## Exercise aim
Go through the records and copy each line where the word "индекс" occurs.

Data records:
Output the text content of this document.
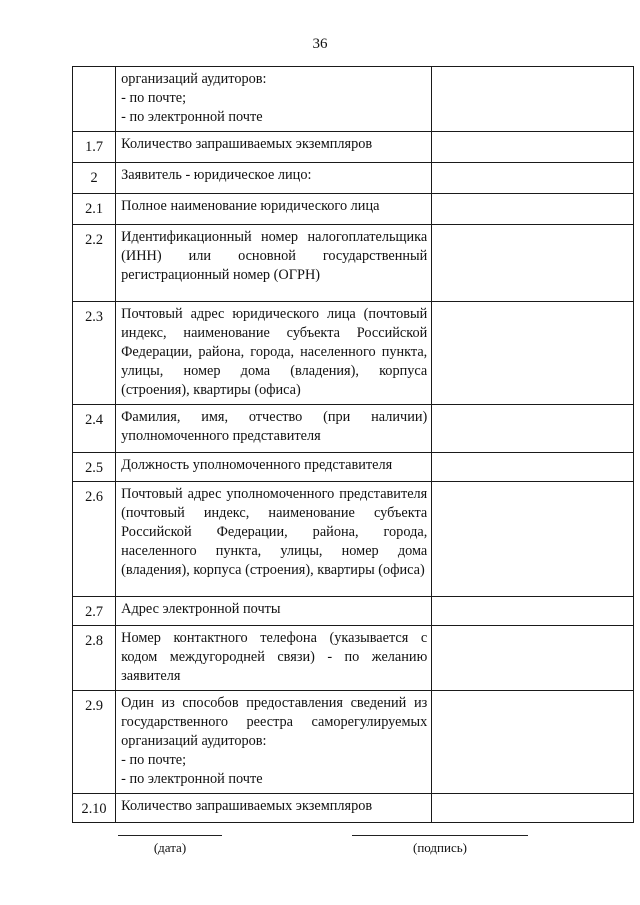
36

	организаций аудиторов:
- по почте;
- по электронной почте	

1.7	Количество запрашиваемых экземпляров	

2	Заявитель - юридическое лицо:	

2.1	Полное наименование юридического лица	

2.2	Идентификационный номер налогоплательщика (ИНН) или основной государственный регистрационный номер (ОГРН)	

2.3	Почтовый адрес юридического лица (почтовый индекс, наименование субъекта Российской Федерации, района, города, населенного пункта, улицы, номер дома (владения), корпуса (строения), квартиры (офиса)	

2.4	Фамилия, имя, отчество (при наличии) уполномоченного представителя	

2.5	Должность уполномоченного представителя	

2.6	Почтовый адрес уполномоченного представителя (почтовый индекс, наименование субъекта Российской Федерации, района, города, населенного пункта, улицы, номер дома (владения), корпуса (строения), квартиры (офиса)	

2.7	Адрес электронной почты	

2.8	Номер контактного телефона (указывается с кодом междугородней связи) - по желанию заявителя	

2.9	Один из способов предоставления сведений из государственного реестра саморегулируемых организаций аудиторов:
- по почте;
- по электронной почте	

2.10	Количество запрашиваемых экземпляров	

(дата)	(подпись)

## Exercise output
2.3	Почтовый адрес юридического лица (почтовый индекс, наименование субъекта Российской Федерации, района, города, населенного пункта, улицы, номер дома (владения), корпуса (строения), квартиры (офиса)	
2.6	Почтовый адрес уполномоченного представителя (почтовый индекс, наименование субъекта Российской Федерации, района, города, населенного пункта, улицы, номер дома (владения), корпуса (строения), квартиры (офиса)	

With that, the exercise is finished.